**Task details:**
Select the lines of the records containing the word "Oulu" and list them.

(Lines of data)

-=-=-

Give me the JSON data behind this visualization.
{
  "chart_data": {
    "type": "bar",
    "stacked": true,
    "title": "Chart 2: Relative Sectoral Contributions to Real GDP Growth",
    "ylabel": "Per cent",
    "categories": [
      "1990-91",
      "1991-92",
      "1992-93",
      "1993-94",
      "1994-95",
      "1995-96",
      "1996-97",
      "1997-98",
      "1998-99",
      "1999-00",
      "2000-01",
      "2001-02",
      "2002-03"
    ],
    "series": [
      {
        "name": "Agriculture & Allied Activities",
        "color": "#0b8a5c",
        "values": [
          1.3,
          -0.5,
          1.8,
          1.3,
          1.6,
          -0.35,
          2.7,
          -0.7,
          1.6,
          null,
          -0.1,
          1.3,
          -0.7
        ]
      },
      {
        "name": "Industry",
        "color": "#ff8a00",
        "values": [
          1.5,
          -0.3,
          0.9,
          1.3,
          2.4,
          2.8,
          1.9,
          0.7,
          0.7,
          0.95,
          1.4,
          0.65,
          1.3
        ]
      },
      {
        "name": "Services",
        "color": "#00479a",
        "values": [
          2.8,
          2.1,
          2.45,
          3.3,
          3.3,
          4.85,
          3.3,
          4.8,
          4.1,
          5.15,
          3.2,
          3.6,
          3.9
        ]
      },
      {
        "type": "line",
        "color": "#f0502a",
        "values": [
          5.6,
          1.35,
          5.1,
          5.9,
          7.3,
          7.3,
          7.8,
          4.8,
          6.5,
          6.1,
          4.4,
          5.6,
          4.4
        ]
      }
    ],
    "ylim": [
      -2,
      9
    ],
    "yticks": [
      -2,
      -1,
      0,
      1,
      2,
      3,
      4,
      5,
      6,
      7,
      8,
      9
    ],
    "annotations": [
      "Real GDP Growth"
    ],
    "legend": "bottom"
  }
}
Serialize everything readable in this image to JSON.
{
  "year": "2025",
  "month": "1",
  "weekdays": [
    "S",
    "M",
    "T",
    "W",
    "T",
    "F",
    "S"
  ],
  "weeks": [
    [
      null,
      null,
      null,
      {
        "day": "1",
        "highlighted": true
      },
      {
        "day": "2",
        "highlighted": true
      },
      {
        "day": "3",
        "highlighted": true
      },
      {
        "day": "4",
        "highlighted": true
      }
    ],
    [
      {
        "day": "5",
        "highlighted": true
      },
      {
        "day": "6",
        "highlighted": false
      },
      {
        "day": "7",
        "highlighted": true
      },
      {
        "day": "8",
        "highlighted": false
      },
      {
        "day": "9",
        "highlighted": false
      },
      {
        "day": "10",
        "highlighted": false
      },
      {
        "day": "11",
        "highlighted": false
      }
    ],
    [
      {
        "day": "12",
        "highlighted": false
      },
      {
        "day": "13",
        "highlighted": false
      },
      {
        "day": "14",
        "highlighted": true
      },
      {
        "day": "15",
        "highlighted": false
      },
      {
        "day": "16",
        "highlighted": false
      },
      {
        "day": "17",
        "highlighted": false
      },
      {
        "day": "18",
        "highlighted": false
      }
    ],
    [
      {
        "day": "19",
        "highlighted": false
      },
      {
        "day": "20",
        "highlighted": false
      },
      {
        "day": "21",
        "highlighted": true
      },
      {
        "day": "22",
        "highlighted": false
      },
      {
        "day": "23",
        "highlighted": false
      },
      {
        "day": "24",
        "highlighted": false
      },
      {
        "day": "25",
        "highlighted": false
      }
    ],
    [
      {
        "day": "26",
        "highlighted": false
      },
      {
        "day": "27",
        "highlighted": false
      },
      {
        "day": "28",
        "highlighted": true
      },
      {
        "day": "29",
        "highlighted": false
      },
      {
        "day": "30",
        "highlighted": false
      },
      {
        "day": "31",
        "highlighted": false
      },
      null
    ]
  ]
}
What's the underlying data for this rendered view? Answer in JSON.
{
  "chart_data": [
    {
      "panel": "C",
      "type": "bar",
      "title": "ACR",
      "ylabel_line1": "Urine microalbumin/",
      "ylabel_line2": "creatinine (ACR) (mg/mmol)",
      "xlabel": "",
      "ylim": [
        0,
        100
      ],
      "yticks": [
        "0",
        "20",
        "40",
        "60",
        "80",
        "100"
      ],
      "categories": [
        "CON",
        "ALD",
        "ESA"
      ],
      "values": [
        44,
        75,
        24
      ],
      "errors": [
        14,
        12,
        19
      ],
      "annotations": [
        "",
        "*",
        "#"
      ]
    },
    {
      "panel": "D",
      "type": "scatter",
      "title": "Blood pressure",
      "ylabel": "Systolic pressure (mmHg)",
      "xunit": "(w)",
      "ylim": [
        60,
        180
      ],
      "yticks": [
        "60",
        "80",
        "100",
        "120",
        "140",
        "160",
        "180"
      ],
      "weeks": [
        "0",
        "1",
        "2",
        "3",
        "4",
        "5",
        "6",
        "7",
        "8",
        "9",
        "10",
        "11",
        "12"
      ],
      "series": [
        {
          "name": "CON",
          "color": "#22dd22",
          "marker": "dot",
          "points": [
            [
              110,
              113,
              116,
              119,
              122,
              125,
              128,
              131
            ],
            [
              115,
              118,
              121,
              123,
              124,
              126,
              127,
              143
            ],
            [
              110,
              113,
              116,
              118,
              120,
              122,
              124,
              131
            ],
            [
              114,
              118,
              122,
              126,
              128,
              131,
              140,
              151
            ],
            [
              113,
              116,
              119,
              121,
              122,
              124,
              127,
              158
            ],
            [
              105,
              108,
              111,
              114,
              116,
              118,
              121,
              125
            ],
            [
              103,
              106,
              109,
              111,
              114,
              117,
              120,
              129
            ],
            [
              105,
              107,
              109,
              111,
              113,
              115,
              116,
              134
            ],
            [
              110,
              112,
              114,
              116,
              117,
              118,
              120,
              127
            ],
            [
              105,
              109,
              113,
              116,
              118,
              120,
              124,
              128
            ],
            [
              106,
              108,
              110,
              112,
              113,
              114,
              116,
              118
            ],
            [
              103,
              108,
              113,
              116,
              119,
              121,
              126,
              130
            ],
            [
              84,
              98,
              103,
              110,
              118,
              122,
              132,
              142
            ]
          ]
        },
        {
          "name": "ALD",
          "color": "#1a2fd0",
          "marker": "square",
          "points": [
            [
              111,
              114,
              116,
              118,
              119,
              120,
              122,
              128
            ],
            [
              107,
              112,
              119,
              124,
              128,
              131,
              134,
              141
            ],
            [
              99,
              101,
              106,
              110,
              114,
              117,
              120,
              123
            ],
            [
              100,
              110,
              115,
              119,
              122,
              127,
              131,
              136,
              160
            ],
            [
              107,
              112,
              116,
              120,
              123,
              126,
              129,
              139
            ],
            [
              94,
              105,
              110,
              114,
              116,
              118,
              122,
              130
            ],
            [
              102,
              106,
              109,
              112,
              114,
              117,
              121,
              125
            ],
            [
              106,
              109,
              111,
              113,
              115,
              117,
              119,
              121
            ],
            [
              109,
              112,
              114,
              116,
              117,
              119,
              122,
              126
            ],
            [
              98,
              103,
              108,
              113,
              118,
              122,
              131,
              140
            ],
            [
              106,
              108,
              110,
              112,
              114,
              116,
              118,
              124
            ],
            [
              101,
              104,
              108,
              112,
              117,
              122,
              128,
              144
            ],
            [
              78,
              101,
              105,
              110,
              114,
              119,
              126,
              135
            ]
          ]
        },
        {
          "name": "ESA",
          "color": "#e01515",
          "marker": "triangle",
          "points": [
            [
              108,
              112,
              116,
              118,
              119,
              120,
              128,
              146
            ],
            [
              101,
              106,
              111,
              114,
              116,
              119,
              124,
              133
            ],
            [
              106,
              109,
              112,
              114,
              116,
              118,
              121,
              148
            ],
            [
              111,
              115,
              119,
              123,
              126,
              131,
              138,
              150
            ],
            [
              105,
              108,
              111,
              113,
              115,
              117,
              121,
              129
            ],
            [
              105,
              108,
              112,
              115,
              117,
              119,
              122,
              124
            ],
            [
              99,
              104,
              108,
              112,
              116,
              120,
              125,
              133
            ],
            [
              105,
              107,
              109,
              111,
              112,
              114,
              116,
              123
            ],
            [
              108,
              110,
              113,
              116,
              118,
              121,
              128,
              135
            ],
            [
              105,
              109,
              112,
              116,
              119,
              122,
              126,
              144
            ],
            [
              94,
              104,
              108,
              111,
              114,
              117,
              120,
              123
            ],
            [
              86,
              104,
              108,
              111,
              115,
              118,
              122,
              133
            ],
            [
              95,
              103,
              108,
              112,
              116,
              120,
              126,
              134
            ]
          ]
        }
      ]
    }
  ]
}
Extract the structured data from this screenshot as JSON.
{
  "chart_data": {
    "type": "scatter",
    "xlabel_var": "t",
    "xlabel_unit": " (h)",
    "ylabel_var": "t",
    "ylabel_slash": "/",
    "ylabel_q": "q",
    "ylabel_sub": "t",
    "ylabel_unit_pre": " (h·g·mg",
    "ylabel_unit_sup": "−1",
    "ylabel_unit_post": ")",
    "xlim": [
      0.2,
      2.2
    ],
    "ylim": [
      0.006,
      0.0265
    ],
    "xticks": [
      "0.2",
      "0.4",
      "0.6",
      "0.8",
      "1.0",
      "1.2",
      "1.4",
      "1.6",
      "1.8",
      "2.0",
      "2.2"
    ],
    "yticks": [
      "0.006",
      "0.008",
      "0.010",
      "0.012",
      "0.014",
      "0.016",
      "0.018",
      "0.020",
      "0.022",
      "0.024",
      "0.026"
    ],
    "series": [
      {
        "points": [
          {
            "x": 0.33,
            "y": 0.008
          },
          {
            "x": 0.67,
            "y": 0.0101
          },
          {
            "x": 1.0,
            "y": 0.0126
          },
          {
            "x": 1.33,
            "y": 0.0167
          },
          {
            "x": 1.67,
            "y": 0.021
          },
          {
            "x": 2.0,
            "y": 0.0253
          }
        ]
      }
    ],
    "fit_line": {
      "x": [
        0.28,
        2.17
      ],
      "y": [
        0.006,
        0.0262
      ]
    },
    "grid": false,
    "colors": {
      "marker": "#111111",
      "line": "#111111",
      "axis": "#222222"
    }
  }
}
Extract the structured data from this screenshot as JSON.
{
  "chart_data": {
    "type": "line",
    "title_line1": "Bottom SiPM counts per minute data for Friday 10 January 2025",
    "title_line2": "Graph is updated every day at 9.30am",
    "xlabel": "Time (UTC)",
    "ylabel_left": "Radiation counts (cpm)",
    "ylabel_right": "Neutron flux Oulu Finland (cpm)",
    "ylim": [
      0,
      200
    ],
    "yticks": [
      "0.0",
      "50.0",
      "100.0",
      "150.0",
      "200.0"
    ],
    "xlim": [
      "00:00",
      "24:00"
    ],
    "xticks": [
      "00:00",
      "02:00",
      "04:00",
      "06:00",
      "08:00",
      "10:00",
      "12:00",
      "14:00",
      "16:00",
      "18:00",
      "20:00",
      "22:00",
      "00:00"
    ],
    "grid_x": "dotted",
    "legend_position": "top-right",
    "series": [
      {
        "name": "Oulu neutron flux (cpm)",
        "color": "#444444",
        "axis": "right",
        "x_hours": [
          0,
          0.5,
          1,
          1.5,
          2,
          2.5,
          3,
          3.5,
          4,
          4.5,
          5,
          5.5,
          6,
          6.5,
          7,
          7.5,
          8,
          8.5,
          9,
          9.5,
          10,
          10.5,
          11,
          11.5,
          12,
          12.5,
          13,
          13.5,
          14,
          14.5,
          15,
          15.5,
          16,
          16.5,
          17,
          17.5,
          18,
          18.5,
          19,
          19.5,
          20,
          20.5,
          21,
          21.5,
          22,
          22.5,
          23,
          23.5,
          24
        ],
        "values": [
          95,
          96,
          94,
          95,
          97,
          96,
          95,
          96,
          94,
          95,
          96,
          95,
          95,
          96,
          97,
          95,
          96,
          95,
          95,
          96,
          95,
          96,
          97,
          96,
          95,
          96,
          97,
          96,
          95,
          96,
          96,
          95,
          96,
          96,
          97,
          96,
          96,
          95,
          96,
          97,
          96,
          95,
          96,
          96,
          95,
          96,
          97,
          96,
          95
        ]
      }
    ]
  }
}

-=-=-

**Response to this task:**
    "ylabel_right": "Neutron flux Oulu Finland (cpm)",
        "name": "Oulu neutron flux (cpm)",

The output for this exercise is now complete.